• [What you should do]
Everything in the records must be copied exactly, apart from the pictures.

• [Records supplied]
◆ ◆ ◆

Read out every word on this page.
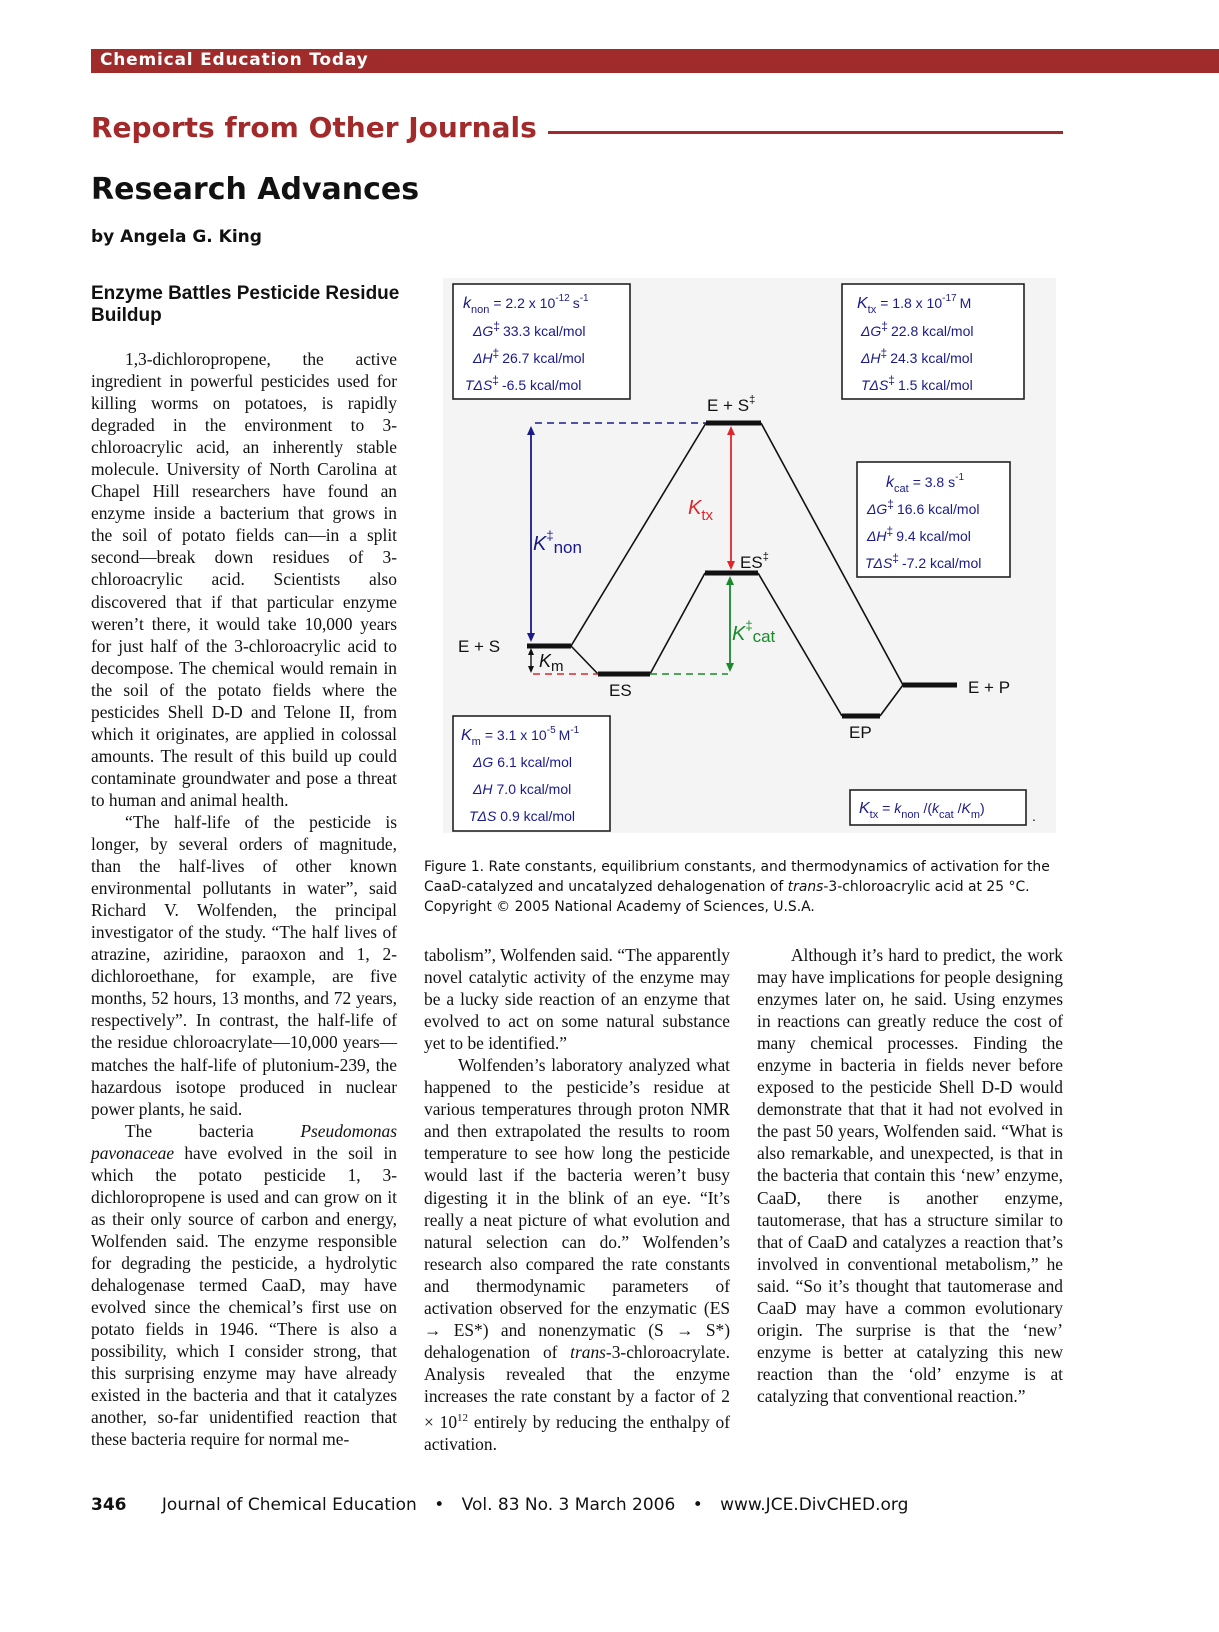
Chemical Education Today
Reports from Other Journals
Research Advances
by Angela G. King
Enzyme Battles Pesticide Residue Buildup

1,3-dichloropropene, the active ingredient in powerful pesticides used for killing worms on potatoes, is rapidly degraded in the environment to 3-chloroacrylic acid, an inherently stable molecule. University of North Carolina at Chapel Hill researchers have found an enzyme inside a bacterium that grows in the soil of potato fields can—in a split second—break down residues of 3-chloroacrylic acid. Scientists also discovered that if that particular enzyme weren’t there, it would take 10,000 years for just half of the 3-chloroacrylic acid to decompose. The chemical would remain in the soil of the potato fields where the pesticides Shell D-D and Telone II, from which it originates, are applied in colossal amounts. The result of this build up could contaminate groundwater and pose a threat to human and animal health.

“The half-life of the pesticide is longer, by several orders of magnitude, than the half-lives of other known environmental pollutants in water”, said Richard V. Wolfenden, the principal investigator of the study. “The half lives of atrazine, aziridine, paraoxon and 1, 2-dichloroethane, for example, are five months, 52 hours, 13 months, and 72 years, respectively”. In contrast, the half-life of the residue chloroacrylate—10,000 years—matches the half-life of plutonium-239, the hazardous isotope produced in nuclear power plants, he said.

The bacteria Pseudomonas pavonaceae have evolved in the soil in which the potato pesticide 1, 3-dichloropropene is used and can grow on it as their only source of carbon and energy, Wolfenden said. The enzyme responsible for degrading the pesticide, a hydrolytic dehalogenase termed CaaD, may have evolved since the chemical’s first use on potato fields in 1946. “There is also a possibility, which I consider strong, that this surprising enzyme may have already existed in the bacteria and that it catalyzes another, so-far unidentified reaction that these bacteria require for normal me-

tabolism”, Wolfenden said. “The apparently novel catalytic activity of the enzyme may be a lucky side reaction of an enzyme that evolved to act on some natural substance yet to be identified.”

Wolfenden’s laboratory analyzed what happened to the pesticide’s residue at various temperatures through proton NMR and then extrapolated the results to room temperature to see how long the pesticide would last if the bacteria weren’t busy digesting it in the blink of an eye. “It’s really a neat picture of what evolution and natural selection can do.” Wolfenden’s research also compared the rate constants and thermodynamic parameters of activation observed for the enzymatic (ES → ES*) and nonenzymatic (S → S*) dehalogenation of trans-3-chloroacrylate. Analysis revealed that the enzyme increases the rate constant by a factor of $2 \times 10^{12}$ entirely by reducing the enthalpy of activation.

Although it’s hard to predict, the work may have implications for people designing enzymes later on, he said. Using enzymes in reactions can greatly reduce the cost of many chemical processes. Finding the enzyme in bacteria in fields never before exposed to the pesticide Shell D-D would demonstrate that that it had not evolved in the past 50 years, Wolfenden said. “What is also remarkable, and unexpected, is that in the bacteria that contain this ‘new’ enzyme, CaaD, there is another enzyme, tautomerase, that has a structure similar to that of CaaD and catalyzes a reaction that’s involved in conventional metabolism,” he said. “So it’s thought that tautomerase and CaaD may have a common evolutionary origin. The surprise is that the ‘new’ enzyme is better at catalyzing this new reaction than the ‘old’ enzyme is at catalyzing that conventional reaction.”

$K^\ddagger_{non}$
$K_{tx}$
$K^\ddagger_{cat}$
$K_m$
E + S
E + S‡
ES‡
ES
EP
E + P
$k_{non} = 2.2$ x $10^{-12}$ $s^{-1}$
ΔG‡ 33.3 kcal/mol
ΔH‡ 26.7 kcal/mol
TΔS‡ -6.5 kcal/mol
$K_{tx} = 1.8$ x $10^{-17}$ M
ΔG‡ 22.8 kcal/mol
ΔH‡ 24.3 kcal/mol
TΔS‡ 1.5 kcal/mol
$k_{cat} = 3.8$ $s^{-1}$
ΔG‡ 16.6 kcal/mol
ΔH‡ 9.4 kcal/mol
TΔS‡ -7.2 kcal/mol
$K_m = 3.1$ x $10^{-5}$ $M^{-1}$
ΔG 6.1 kcal/mol
ΔH 7.0 kcal/mol
TΔS 0.9 kcal/mol	$K_{tx} = k_{non}$ $/(k_{cat}$ $/K_m$)	.
Figure 1. Rate constants, equilibrium constants, and thermodynamics of activation for the CaaD-catalyzed and uncatalyzed dehalogenation of trans-3-chloroacrylic acid at 25 °C. Copyright © 2005 National Academy of Sciences, U.S.A.
346 Journal of Chemical Education • Vol. 83 No. 3 March 2006 • www.JCE.DivCHED.org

◆ ◆ ◆

• [Answer to the exercise]
Read out every word on this page.
Chemical Education Today
Reports from Other Journals
Research Advances
by Angela G. King
Enzyme Battles Pesticide Residue Buildup

1,3-dichloropropene, the active ingredient in powerful pesticides used for killing worms on potatoes, is rapidly degraded in the environment to 3-chloroacrylic acid, an inherently stable molecule. University of North Carolina at Chapel Hill researchers have found an enzyme inside a bacterium that grows in the soil of potato fields can—in a split second—break down residues of 3-chloroacrylic acid. Scientists also discovered that if that particular enzyme weren’t there, it would take 10,000 years for just half of the 3-chloroacrylic acid to decompose. The chemical would remain in the soil of the potato fields where the pesticides Shell D-D and Telone II, from which it originates, are applied in colossal amounts. The result of this build up could contaminate groundwater and pose a threat to human and animal health.

“The half-life of the pesticide is longer, by several orders of magnitude, than the half-lives of other known environmental pollutants in water”, said Richard V. Wolfenden, the principal investigator of the study. “The half lives of atrazine, aziridine, paraoxon and 1, 2-dichloroethane, for example, are five months, 52 hours, 13 months, and 72 years, respectively”. In contrast, the half-life of the residue chloroacrylate—10,000 years—matches the half-life of plutonium-239, the hazardous isotope produced in nuclear power plants, he said.

The bacteria Pseudomonas pavonaceae have evolved in the soil in which the potato pesticide 1, 3-dichloropropene is used and can grow on it as their only source of carbon and energy, Wolfenden said. The enzyme responsible for degrading the pesticide, a hydrolytic dehalogenase termed CaaD, may have evolved since the chemical’s first use on potato fields in 1946. “There is also a possibility, which I consider strong, that this surprising enzyme may have already existed in the bacteria and that it catalyzes another, so-far unidentified reaction that these bacteria require for normal me-

tabolism”, Wolfenden said. “The apparently novel catalytic activity of the enzyme may be a lucky side reaction of an enzyme that evolved to act on some natural substance yet to be identified.”

Wolfenden’s laboratory analyzed what happened to the pesticide’s residue at various temperatures through proton NMR and then extrapolated the results to room temperature to see how long the pesticide would last if the bacteria weren’t busy digesting it in the blink of an eye. “It’s really a neat picture of what evolution and natural selection can do.” Wolfenden’s research also compared the rate constants and thermodynamic parameters of activation observed for the enzymatic (ES → ES*) and nonenzymatic (S → S*) dehalogenation of trans-3-chloroacrylate. Analysis revealed that the enzyme increases the rate constant by a factor of $2 \times 10^{12}$ entirely by reducing the enthalpy of activation.

Although it’s hard to predict, the work may have implications for people designing enzymes later on, he said. Using enzymes in reactions can greatly reduce the cost of many chemical processes. Finding the enzyme in bacteria in fields never before exposed to the pesticide Shell D-D would demonstrate that that it had not evolved in the past 50 years, Wolfenden said. “What is also remarkable, and unexpected, is that in the bacteria that contain this ‘new’ enzyme, CaaD, there is another enzyme, tautomerase, that has a structure similar to that of CaaD and catalyzes a reaction that’s involved in conventional metabolism,” he said. “So it’s thought that tautomerase and CaaD may have a common evolutionary origin. The surprise is that the ‘new’ enzyme is better at catalyzing this new reaction than the ‘old’ enzyme is at catalyzing that conventional reaction.”

$K^\ddagger_{non}$
$K_{tx}$
$K^\ddagger_{cat}$
$K_m$
E + S
E + S‡
ES‡
ES
EP
E + P
$k_{non} = 2.2$ x $10^{-12}$ $s^{-1}$
ΔG‡ 33.3 kcal/mol
ΔH‡ 26.7 kcal/mol
TΔS‡ -6.5 kcal/mol
$K_{tx} = 1.8$ x $10^{-17}$ M
ΔG‡ 22.8 kcal/mol
ΔH‡ 24.3 kcal/mol
TΔS‡ 1.5 kcal/mol
$k_{cat} = 3.8$ $s^{-1}$
ΔG‡ 16.6 kcal/mol
ΔH‡ 9.4 kcal/mol
TΔS‡ -7.2 kcal/mol
$K_m = 3.1$ x $10^{-5}$ $M^{-1}$
ΔG 6.1 kcal/mol
ΔH 7.0 kcal/mol
TΔS 0.9 kcal/mol	$K_{tx} = k_{non}$ $/(k_{cat}$ $/K_m$)	.
Figure 1. Rate constants, equilibrium constants, and thermodynamics of activation for the CaaD-catalyzed and uncatalyzed dehalogenation of trans-3-chloroacrylic acid at 25 °C. Copyright © 2005 National Academy of Sciences, U.S.A.
346 Journal of Chemical Education • Vol. 83 No. 3 March 2006 • www.JCE.DivCHED.org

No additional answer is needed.